[Records from a collection]
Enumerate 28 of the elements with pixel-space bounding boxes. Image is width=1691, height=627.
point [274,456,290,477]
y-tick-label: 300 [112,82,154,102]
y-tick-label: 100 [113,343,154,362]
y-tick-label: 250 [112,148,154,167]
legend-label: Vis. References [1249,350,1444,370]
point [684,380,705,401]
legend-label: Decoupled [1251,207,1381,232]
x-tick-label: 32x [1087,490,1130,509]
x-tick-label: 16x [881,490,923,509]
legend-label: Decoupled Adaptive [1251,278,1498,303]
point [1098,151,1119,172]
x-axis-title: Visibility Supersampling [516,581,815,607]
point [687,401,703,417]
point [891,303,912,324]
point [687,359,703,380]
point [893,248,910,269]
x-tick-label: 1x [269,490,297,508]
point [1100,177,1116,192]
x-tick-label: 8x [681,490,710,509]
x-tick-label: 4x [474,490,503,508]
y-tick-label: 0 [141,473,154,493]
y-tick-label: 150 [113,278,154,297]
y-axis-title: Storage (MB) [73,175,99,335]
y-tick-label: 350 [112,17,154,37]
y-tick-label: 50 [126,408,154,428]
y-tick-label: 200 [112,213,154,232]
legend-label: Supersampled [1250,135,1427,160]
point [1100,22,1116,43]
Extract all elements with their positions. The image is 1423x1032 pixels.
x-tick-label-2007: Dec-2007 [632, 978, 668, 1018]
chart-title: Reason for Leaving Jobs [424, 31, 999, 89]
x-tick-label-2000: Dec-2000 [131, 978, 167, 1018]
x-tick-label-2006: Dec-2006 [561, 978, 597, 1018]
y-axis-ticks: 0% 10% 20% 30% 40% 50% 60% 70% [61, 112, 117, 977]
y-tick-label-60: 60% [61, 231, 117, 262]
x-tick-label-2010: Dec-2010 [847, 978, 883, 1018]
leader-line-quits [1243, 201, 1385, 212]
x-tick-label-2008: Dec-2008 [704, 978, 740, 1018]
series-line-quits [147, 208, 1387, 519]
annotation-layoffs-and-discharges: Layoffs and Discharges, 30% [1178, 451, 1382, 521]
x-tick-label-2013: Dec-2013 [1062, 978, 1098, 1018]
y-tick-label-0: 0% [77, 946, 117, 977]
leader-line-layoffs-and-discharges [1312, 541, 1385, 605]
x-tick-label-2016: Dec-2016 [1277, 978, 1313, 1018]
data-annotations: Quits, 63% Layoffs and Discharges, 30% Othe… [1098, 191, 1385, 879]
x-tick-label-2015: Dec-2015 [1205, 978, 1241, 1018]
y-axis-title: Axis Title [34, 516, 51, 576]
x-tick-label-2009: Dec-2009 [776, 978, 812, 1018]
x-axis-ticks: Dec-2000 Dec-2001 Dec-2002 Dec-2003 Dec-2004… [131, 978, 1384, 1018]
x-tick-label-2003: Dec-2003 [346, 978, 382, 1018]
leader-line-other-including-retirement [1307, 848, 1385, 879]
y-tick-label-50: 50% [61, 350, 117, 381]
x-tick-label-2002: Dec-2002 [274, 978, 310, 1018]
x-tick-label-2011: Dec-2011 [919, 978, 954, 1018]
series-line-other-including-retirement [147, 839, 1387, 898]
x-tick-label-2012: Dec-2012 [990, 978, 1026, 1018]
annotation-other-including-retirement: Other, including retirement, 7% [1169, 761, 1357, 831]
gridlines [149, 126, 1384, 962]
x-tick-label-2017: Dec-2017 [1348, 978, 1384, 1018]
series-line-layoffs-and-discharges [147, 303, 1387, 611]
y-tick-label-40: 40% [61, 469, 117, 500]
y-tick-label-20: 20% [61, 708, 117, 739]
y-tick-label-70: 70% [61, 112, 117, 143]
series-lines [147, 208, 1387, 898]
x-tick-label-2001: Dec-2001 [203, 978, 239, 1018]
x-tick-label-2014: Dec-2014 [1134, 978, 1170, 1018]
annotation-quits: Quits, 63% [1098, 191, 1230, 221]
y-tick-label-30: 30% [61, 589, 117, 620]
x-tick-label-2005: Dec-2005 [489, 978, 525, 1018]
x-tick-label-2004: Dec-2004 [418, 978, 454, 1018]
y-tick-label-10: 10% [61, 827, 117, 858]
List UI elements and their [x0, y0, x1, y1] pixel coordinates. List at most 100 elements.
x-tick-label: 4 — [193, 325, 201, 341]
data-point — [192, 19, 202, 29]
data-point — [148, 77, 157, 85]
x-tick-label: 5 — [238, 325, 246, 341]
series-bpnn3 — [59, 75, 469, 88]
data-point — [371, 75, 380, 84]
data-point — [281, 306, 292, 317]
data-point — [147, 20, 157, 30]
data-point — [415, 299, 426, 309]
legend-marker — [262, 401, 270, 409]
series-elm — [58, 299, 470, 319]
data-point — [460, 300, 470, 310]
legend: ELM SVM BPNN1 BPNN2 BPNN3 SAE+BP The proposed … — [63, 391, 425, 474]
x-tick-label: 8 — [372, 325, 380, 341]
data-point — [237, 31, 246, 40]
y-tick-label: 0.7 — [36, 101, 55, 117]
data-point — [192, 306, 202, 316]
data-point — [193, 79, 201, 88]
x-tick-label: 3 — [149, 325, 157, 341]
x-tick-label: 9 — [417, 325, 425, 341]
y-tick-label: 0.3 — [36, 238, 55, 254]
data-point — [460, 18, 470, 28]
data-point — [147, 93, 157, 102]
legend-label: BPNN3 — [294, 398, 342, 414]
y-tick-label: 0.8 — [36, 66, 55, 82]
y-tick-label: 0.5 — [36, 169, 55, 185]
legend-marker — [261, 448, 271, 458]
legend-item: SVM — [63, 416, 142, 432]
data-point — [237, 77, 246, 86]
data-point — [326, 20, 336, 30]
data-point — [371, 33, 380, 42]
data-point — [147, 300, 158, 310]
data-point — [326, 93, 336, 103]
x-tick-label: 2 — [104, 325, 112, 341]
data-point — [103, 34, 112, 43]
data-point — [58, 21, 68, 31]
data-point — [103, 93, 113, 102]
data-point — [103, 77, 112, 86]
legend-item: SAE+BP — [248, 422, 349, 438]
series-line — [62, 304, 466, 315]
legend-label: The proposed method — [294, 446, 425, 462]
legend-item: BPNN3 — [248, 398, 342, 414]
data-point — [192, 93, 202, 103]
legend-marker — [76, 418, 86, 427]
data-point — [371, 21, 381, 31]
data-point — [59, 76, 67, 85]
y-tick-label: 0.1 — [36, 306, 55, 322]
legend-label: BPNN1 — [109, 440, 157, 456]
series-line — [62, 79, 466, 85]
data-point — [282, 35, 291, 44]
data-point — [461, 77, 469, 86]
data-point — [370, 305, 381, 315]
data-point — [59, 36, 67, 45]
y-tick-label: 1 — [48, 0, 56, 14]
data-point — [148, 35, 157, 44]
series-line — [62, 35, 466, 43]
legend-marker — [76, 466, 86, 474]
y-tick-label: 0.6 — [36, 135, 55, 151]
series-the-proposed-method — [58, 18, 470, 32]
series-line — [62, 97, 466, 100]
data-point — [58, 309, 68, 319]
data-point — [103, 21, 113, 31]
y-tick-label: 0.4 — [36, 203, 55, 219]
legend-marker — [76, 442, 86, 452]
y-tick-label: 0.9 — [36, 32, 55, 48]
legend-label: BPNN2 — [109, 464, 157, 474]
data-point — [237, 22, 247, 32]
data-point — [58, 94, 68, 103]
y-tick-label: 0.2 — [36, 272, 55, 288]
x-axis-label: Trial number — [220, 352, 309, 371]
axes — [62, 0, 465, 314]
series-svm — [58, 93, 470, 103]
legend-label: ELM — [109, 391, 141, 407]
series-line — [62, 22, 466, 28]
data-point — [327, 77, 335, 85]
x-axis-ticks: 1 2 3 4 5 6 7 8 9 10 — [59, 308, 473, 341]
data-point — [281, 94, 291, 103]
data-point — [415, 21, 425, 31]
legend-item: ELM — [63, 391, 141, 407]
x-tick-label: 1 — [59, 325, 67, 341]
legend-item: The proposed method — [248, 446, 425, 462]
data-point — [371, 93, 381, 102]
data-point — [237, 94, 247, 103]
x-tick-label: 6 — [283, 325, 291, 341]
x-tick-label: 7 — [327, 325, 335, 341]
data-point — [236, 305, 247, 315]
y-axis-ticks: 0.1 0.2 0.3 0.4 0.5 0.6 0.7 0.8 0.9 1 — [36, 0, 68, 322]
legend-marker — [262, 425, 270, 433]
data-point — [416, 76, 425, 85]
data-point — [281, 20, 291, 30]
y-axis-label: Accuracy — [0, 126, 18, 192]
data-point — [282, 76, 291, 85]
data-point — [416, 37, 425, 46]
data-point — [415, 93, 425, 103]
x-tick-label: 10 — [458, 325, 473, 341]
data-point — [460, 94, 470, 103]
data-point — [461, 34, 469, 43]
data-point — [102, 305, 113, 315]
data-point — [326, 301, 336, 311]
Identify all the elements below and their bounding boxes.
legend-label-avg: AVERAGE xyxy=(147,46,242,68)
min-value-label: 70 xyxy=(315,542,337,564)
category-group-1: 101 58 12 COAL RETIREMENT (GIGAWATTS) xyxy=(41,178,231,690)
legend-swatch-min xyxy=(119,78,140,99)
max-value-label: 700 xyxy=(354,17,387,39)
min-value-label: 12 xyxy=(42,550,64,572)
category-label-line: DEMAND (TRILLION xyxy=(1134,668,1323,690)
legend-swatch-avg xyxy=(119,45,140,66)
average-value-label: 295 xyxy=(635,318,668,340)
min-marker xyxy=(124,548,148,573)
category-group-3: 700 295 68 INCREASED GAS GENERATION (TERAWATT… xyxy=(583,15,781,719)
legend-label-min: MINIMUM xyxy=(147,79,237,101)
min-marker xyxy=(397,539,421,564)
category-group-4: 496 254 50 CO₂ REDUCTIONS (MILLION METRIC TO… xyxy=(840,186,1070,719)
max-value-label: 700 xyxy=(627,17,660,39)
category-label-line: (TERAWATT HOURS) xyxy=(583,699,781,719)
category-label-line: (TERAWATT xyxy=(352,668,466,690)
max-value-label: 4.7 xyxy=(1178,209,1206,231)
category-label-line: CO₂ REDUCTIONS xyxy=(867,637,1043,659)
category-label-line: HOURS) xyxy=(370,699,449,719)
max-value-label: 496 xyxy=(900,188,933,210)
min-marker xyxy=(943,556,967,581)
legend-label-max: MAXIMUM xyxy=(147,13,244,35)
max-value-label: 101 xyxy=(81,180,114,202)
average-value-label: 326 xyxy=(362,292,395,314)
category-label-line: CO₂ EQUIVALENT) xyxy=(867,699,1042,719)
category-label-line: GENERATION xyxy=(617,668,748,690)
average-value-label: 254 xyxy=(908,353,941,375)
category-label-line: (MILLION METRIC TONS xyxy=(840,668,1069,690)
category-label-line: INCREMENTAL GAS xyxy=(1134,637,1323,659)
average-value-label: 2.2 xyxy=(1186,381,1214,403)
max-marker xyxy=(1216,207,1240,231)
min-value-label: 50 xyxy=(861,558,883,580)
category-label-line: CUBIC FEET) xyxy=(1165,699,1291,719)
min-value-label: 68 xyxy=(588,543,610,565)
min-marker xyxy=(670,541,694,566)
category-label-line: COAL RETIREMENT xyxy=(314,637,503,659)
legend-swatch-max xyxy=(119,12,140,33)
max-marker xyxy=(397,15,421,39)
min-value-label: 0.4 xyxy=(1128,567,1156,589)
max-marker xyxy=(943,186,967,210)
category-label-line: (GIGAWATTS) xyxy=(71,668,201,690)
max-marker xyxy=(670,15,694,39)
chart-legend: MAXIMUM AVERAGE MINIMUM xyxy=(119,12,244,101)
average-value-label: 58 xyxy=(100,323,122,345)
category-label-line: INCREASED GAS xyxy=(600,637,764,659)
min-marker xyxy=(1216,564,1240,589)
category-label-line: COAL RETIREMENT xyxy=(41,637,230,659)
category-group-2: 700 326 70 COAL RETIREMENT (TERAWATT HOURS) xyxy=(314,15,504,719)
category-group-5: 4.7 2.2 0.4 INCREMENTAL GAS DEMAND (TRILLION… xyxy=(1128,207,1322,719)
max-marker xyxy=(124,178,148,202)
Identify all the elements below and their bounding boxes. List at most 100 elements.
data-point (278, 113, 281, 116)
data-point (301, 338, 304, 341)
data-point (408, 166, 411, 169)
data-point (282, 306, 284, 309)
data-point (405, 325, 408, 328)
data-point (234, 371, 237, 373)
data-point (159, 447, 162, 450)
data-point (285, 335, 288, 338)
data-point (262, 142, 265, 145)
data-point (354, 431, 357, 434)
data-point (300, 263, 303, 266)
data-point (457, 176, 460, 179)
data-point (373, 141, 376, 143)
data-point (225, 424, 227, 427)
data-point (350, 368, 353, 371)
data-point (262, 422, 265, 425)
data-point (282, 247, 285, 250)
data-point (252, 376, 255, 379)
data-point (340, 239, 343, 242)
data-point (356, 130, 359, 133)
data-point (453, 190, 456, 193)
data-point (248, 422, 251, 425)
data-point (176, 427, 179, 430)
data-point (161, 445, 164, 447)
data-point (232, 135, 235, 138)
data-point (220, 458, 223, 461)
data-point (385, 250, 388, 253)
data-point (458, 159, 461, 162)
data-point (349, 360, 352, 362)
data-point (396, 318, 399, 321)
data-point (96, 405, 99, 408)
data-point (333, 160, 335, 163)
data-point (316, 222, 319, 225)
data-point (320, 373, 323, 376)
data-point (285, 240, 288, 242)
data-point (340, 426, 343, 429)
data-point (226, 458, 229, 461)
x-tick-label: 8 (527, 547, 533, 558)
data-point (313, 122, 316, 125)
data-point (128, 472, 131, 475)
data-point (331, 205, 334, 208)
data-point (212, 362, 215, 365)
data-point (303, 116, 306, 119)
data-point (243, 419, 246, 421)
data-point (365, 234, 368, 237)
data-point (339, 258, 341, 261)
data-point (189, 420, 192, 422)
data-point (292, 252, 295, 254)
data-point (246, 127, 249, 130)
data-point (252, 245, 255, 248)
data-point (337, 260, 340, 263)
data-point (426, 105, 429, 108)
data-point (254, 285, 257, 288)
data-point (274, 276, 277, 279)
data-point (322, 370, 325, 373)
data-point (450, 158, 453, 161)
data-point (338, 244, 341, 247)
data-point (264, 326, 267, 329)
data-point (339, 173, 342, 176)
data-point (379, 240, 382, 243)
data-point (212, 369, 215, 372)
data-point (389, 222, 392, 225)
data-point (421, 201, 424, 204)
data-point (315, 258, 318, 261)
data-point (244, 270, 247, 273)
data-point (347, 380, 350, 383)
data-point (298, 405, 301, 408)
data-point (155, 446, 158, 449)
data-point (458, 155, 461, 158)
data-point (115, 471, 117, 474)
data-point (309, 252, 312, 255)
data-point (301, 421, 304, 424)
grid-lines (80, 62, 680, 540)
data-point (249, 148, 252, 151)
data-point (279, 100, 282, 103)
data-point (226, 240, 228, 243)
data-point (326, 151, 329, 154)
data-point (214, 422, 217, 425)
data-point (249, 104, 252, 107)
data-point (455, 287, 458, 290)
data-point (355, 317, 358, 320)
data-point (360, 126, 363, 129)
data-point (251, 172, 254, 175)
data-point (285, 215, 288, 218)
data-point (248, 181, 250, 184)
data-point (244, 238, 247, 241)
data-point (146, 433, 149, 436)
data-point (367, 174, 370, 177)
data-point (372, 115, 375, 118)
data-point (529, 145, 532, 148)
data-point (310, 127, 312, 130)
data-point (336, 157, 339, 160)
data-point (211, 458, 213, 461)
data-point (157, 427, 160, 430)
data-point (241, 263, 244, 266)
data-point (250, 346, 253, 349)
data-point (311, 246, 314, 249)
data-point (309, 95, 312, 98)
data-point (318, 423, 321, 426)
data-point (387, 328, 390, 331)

→ Your goal
Copy the records exactly, from the first line through the line containing "x-tick-label-2000: Dec-2000 [131, 978, 167, 1018]", including that line.

→ Response for this exercise
Enumerate 28 of the elements with pixel-space bounding boxes. Image is width=1691, height=627.
point [274,456,290,477]
y-tick-label: 300 [112,82,154,102]
y-tick-label: 100 [113,343,154,362]
y-tick-label: 250 [112,148,154,167]
legend-label: Vis. References [1249,350,1444,370]
point [684,380,705,401]
legend-label: Decoupled [1251,207,1381,232]
x-tick-label: 32x [1087,490,1130,509]
x-tick-label: 16x [881,490,923,509]
legend-label: Decoupled Adaptive [1251,278,1498,303]
point [1098,151,1119,172]
x-axis-title: Visibility Supersampling [516,581,815,607]
point [687,401,703,417]
point [891,303,912,324]
point [687,359,703,380]
point [893,248,910,269]
x-tick-label: 1x [269,490,297,508]
point [1100,177,1116,192]
x-tick-label: 8x [681,490,710,509]
x-tick-label: 4x [474,490,503,508]
y-tick-label: 0 [141,473,154,493]
y-tick-label: 150 [113,278,154,297]
y-axis-title: Storage (MB) [73,175,99,335]
y-tick-label: 350 [112,17,154,37]
y-tick-label: 50 [126,408,154,428]
y-tick-label: 200 [112,213,154,232]
legend-label: Supersampled [1250,135,1427,160]
point [1100,22,1116,43]
Extract all elements with their positions. The image is 1423x1032 pixels.
x-tick-label-2007: Dec-2007 [632, 978, 668, 1018]
chart-title: Reason for Leaving Jobs [424, 31, 999, 89]
x-tick-label-2000: Dec-2000 [131, 978, 167, 1018]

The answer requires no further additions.